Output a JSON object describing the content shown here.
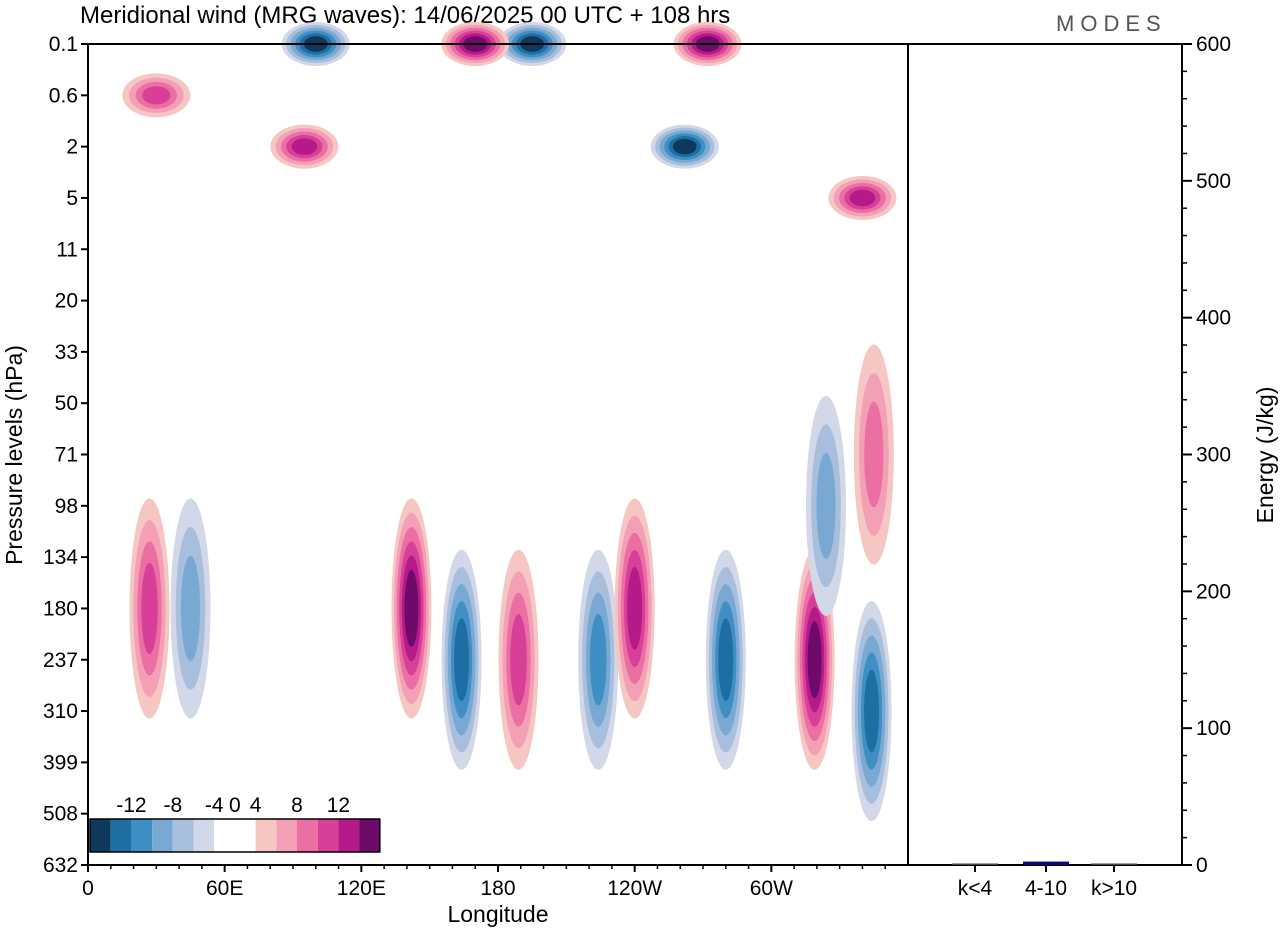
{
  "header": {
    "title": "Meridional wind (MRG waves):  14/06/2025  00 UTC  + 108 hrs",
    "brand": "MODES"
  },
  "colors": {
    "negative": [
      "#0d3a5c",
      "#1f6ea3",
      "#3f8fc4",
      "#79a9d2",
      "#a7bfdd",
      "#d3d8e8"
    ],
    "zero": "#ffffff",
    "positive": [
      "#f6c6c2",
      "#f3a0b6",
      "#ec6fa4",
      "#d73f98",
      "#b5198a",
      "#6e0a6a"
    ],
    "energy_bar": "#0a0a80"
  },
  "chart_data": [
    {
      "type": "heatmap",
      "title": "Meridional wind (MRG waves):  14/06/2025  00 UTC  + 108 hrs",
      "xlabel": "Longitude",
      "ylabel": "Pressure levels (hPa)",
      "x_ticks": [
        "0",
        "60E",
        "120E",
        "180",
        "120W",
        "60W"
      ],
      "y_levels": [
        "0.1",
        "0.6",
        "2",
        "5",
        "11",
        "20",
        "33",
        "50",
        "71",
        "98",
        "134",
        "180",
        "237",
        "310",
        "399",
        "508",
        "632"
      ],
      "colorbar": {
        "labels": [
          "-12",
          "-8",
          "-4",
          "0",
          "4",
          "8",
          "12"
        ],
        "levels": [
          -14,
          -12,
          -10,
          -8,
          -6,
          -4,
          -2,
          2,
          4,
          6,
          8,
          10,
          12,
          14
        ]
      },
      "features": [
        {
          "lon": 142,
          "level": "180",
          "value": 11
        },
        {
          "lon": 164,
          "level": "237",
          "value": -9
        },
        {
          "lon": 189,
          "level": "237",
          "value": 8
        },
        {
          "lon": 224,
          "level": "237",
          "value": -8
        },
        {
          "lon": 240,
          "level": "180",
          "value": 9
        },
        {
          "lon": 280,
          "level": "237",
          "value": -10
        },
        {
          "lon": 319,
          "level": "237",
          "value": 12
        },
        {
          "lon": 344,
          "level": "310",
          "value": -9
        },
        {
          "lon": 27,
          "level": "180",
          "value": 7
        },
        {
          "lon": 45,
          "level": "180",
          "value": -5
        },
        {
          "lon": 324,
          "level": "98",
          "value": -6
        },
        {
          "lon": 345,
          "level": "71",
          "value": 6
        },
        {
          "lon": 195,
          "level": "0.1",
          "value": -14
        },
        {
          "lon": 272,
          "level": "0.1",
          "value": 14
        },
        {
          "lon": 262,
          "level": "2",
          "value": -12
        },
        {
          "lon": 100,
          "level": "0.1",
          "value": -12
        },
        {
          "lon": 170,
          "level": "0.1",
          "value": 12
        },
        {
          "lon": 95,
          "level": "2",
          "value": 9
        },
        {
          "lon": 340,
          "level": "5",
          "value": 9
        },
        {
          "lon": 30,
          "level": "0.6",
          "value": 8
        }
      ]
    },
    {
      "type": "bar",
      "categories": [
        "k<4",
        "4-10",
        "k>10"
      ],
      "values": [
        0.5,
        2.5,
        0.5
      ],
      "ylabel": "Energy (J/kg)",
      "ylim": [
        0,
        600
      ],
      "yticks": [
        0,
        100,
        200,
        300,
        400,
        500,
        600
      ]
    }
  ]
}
________________
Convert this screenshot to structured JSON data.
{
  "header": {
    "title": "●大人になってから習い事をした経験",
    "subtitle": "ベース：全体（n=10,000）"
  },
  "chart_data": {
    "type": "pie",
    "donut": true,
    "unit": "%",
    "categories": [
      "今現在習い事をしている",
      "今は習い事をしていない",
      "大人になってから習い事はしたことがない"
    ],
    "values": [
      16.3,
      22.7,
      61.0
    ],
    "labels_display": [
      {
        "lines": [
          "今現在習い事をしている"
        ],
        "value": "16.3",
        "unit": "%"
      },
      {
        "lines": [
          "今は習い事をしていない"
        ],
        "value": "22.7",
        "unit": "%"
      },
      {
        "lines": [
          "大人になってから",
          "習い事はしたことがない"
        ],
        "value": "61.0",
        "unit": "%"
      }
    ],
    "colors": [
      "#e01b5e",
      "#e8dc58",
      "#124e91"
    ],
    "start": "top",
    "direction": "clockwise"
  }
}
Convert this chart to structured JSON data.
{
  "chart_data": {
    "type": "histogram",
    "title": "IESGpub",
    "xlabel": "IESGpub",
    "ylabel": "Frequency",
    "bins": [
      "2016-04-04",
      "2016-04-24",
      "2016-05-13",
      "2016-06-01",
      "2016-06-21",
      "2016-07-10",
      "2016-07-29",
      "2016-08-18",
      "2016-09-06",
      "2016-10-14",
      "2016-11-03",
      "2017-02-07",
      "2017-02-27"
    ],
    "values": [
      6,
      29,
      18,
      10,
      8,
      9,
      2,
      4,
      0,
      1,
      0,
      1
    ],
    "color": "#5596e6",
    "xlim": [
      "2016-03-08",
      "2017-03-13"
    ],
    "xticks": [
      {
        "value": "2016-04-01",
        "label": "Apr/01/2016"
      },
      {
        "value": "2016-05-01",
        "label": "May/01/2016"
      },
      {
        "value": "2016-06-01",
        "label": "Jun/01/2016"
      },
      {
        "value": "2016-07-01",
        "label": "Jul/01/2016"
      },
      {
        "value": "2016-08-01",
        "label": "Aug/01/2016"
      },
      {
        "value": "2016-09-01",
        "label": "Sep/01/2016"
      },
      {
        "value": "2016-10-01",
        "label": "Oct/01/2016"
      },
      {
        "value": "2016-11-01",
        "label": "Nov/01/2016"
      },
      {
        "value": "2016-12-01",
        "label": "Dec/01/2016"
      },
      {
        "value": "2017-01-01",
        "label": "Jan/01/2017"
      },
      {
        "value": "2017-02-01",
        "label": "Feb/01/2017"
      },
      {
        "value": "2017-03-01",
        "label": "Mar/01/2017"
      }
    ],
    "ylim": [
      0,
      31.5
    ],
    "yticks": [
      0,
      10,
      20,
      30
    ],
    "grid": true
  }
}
________________
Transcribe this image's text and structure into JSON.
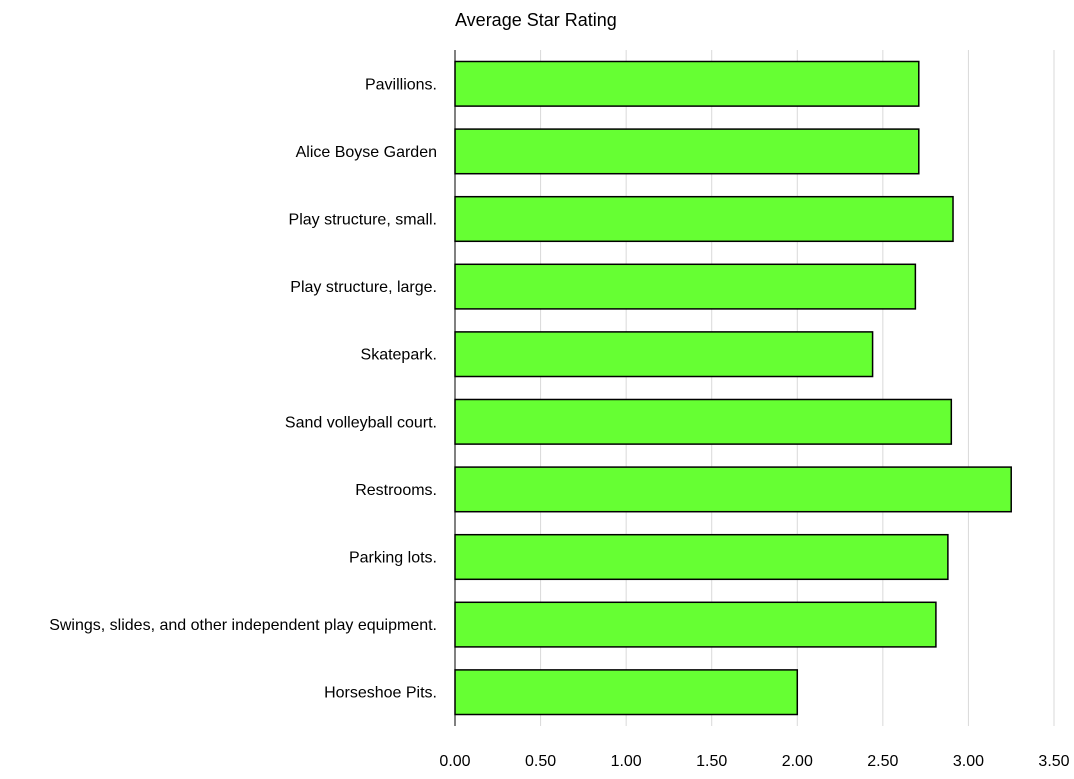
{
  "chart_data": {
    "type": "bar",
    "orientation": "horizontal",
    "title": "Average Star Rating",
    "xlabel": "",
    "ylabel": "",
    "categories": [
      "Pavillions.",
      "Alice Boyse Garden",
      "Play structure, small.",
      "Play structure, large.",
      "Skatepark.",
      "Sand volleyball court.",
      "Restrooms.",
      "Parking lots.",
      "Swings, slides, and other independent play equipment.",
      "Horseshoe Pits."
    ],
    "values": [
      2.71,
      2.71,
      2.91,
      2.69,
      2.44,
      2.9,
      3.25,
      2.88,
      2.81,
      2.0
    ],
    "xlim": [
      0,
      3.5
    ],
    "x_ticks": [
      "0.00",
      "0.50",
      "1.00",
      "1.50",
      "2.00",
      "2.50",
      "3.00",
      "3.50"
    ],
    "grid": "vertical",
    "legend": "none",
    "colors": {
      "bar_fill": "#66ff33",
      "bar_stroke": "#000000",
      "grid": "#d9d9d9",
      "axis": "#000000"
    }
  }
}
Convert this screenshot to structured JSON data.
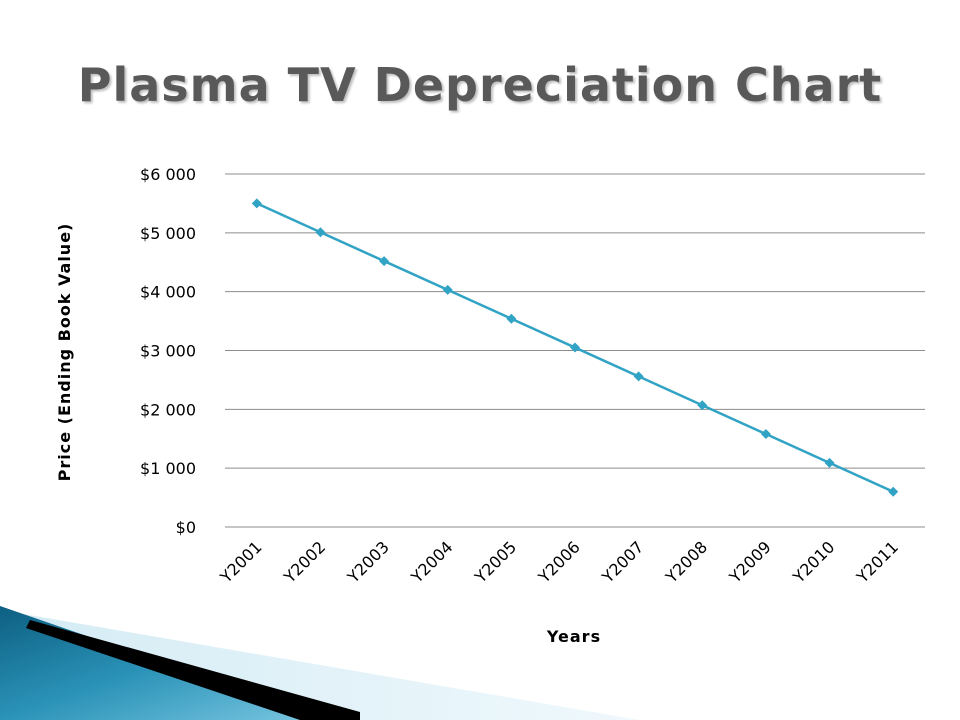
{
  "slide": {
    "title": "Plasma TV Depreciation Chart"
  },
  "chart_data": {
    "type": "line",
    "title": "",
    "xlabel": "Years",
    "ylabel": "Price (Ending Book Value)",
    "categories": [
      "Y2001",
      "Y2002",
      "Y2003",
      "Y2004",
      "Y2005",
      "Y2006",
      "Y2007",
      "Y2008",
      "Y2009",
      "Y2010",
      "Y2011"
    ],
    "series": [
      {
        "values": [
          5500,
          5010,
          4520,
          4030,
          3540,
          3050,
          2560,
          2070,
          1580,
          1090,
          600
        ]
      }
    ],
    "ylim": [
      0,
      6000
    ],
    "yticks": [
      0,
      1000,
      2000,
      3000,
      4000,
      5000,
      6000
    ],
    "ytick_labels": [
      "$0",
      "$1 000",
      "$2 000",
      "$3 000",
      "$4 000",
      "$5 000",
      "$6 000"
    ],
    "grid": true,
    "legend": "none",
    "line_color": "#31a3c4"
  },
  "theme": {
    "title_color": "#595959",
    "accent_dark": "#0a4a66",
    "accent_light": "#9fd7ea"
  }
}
________________
» REQUIREMENT
Copy out every line of the data that includes the word "waves".

» TASK ANSWER
    "title": "Meridional wind (MRG waves):  14/06/2025  00 UTC  + 108 hrs",
      "title": "Meridional wind (MRG waves):  14/06/2025  00 UTC  + 108 hrs",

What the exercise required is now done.